RECORDS TO USE:
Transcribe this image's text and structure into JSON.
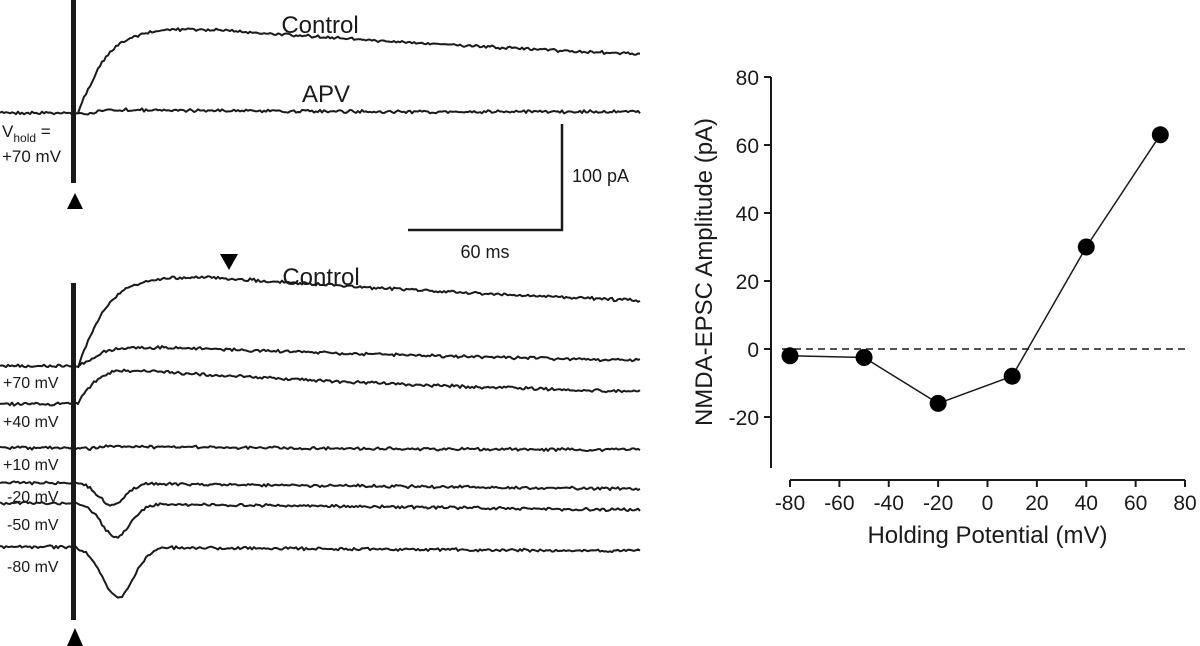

--

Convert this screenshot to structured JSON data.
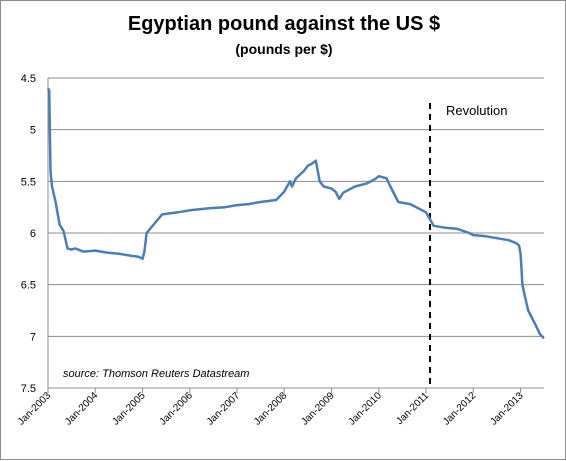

==

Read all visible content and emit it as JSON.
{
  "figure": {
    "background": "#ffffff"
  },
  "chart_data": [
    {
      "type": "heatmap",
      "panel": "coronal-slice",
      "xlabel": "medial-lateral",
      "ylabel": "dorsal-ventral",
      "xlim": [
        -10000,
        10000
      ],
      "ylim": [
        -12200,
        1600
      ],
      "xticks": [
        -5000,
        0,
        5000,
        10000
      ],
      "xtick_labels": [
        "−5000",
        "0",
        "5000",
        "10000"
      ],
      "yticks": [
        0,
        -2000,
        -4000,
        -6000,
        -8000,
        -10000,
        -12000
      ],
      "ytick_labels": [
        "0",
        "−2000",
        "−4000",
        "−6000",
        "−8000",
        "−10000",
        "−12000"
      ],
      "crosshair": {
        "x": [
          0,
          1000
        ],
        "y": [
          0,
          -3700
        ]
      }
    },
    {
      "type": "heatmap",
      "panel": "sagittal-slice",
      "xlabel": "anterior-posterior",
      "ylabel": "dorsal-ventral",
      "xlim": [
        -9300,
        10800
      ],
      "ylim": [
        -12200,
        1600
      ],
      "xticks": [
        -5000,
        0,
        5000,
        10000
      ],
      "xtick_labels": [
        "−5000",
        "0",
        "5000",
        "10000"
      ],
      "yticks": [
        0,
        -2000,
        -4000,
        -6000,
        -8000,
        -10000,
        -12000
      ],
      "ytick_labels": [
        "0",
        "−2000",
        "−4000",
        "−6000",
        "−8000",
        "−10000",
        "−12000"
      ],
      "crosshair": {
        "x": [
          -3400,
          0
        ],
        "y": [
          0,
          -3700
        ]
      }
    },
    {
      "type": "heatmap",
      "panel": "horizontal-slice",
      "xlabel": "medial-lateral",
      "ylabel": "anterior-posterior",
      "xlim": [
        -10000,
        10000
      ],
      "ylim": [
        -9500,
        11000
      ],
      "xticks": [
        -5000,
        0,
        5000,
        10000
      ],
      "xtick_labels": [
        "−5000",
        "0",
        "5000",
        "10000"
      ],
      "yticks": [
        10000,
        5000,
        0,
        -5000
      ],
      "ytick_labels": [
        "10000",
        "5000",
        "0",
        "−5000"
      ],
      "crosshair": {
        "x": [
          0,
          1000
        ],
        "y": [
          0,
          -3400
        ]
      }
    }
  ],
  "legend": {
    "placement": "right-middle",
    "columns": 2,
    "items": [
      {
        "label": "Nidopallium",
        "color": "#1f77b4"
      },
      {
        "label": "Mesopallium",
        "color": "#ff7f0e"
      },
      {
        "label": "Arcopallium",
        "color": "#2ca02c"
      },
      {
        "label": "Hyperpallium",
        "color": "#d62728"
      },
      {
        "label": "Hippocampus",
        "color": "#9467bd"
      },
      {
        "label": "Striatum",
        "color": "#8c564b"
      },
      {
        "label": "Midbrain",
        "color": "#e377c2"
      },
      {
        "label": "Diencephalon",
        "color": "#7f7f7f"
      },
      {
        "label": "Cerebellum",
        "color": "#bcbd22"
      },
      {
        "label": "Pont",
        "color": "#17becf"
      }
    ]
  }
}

THE TASK:
Select from the material above each line in which the string "this" appears, and list those lines.

WRITTEN RESPONSE:
Transcribe this image's text and structure into JSON.
Convert this screenshot to structured JSON data.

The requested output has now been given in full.